----- TESTO DI STUDIO -----

Sciopero, domani venerdì 7 aprile

“Il countdown volge al termine. Domani gli infermieri e il personale sanitario non medico del comparto sanità incroceranno le braccia per 24 ore, in quello che è l’acme di una protesta e di un malcontento che approda ad uno sciopero di 24 ore, dopo giorni e giorni di manifestazioni in tutte le piazze”. Così Antonio De Palma, presidente del sindacato Nursing Up, che in una nota spiega le ragioni che porteranno domani gli operatori sanitari a incrociare le braccia per 24 ore e a bloccare gli straordinari per sei giorni. “Nel pieno di una trattativa per un rinnovo contrattuale che stenta a virare verso quelle legittime istanze, che sembrano ancora un obiettivo lontano- prosegue De Palma- i professionisti della salute, con lo sciopero di domani, sentono nuovamente il bisogno, più che mai, da nord a sud, di raccontare alla collettività ciò che sta accadendo nel nostro fragile sistema sanitario. Una valorizzazione economica che appare ancora come una meta lontana. Uno stipendio medio tra i più bassi d’Europa, la cui precarietà è resa ancora più gravosa da una inflazione che mette in ginocchio le famiglie italiane, paurosamente in bilico, come su un cornicione, verso la soglia della povertà”. Per non parlare di quella “sicurezza sul lavoro che rappresenta un diritto sacrosanto da garantire da parte delle aziende sanitarie- aggiunge il presidente del sindacato- e che invece è vanificata da leggi inefficaci e provvedimenti tutt’altro che concreti, quando invece il triste fenomeno delle aggressioni ai danni degli infermieri andrebbe estirpato alla radice, perché rappresenta un maledetto cancro che una società civile, dove la sanità dovrebbe essere al primo posto, non si può permettere di far crescere senza dotarsi di strumenti idonei al suo contrasto”.

----- I DATI -----

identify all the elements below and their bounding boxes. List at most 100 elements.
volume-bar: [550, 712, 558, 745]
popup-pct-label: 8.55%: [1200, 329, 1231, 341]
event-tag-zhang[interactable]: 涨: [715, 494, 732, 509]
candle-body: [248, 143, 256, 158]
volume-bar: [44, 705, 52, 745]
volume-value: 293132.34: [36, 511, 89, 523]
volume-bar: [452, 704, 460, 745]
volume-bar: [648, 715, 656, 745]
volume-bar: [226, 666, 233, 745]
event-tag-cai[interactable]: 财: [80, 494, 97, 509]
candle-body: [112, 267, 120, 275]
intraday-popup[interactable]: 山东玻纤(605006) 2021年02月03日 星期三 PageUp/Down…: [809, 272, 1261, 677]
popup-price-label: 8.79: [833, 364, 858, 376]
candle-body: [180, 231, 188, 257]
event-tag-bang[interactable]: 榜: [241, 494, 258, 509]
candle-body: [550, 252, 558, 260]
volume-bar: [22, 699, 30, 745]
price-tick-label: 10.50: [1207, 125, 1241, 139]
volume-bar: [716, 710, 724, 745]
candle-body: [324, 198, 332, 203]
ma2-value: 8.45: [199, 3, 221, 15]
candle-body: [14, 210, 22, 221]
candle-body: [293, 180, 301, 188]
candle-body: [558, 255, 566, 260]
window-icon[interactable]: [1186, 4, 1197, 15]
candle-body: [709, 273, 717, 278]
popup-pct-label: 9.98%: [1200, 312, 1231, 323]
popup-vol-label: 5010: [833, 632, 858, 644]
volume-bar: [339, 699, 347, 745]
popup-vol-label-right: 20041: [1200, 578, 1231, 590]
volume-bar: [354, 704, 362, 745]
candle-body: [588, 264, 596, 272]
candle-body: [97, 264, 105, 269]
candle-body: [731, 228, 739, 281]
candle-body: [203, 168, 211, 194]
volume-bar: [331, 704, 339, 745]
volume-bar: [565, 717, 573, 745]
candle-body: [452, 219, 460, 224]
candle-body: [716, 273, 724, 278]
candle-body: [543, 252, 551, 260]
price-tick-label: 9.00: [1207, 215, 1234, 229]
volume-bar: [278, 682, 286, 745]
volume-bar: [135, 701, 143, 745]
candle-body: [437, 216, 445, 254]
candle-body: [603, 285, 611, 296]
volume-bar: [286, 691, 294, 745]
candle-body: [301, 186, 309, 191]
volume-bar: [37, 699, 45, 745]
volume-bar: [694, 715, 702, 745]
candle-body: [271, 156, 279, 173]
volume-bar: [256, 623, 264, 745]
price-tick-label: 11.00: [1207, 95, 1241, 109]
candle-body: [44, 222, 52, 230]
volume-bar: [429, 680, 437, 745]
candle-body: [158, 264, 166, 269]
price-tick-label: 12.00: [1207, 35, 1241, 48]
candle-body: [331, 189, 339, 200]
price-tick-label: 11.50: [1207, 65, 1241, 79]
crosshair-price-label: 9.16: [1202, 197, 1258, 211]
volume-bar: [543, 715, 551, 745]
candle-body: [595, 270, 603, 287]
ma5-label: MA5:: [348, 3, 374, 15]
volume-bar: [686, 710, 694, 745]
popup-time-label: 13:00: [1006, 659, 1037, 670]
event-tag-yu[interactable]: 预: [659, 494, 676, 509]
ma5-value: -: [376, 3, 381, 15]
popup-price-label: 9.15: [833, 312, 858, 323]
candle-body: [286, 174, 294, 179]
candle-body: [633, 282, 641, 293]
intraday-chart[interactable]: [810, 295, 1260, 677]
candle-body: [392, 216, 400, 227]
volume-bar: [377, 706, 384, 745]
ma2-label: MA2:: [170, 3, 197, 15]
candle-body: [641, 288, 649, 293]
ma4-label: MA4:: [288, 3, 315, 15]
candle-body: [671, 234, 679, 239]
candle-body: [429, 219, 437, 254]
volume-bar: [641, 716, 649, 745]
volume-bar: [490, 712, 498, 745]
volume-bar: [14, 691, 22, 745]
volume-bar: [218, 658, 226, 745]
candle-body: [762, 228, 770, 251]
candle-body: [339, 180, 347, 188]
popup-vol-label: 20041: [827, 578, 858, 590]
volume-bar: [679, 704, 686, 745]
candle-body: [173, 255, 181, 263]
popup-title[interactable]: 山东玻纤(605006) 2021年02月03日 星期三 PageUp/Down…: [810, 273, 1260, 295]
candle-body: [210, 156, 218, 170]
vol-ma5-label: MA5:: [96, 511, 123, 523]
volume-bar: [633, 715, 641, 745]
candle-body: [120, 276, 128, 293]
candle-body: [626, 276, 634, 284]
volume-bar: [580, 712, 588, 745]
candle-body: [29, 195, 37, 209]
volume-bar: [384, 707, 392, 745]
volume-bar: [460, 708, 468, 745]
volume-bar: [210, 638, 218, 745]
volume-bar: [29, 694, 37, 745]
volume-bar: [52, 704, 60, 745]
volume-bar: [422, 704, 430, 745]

-----

| LAVORO RICHIESTO |
a) Stabilisci se ciascuna affermazione concorda con il testo sullo sciopero, rispondendo sì o no e citando le parole decisive del testo: (i) lo sciopero durerà 24 ore; (ii) il blocco degli straordinari durerà dieci giorni; (iii) Antonio De Palma presiede il sindacato Nursing Up.
b) Rispondi alle seguenti domande sul testo sullo sciopero.
(i) In quale giorno è fissato lo sciopero?
(ii) Come viene descritto lo stipendio medio?
(iii) Da che cosa è vanificata la sicurezza sul lavoro?
c) Riprendi il testo sullo sciopero degli infermieri e proseguilo dopo l'ultima frase riportata.
I record costituiscono un materiale a parte rispetto al testo.

| RISULTATI DELL'ESERCIZIO |
a)
(i) Sì: "incroceranno le braccia per 24 ore".
(ii) No: "bloccare gli straordinari per sei giorni".
(iii) Sì: "Antonio De Palma, presidente del sindacato Nursing Up".

b)
(i) Venerdì 7 aprile.
(ii) Come uno stipendio tra i più bassi d'Europa.
(iii) Da leggi inefficaci e da provvedimenti tutt'altro che concreti.

c)
Prosegue ancora De Palma: “E come la mettiamo poi con la carenza di personale, che senza un coraggioso piano di assunzioni rischia di vedere vanificato anche il futuro di quella sanità territoriale che con il nuovo Pnrr, nella Missione 6, necessita di oltre 30mila nuovi infermieri, oltre alla voragine strutturale di 80-85 mila da colmare? Certo, non abbiamo la presunzione di pensare che uno sciopero possa risolvere, come con un colpo di bacchetta magica, tutte le falle del nostro sistema, ma gli infermieri e gli altri professionisti sanitari, non possono e non vogliono seppellire l’ascia di guerra”. Lo sciopero di domani è quindi una “nuova occasione per raccontare, legittimamente, quello che sta accadendo, per scuotere le coscienze, mentre continua da parte nostra il serrato dialogo con governo, Regioni, Aran, Comitato di settore, per cercare una soluzione che possa permetterci di accogliere il nuovo contratto, come un solido punto di partenza per il futuro. Per questa ragione, in attesa delle risorse aggiuntive del nuovo atto di indirizzo, ci stiamo già muovendo da tempo per chiedere di rivedere le esigue cifre oggi a disposizione, alla luce delle delicatissime contingenze economiche che ci attanagliano”, conclude De Palma.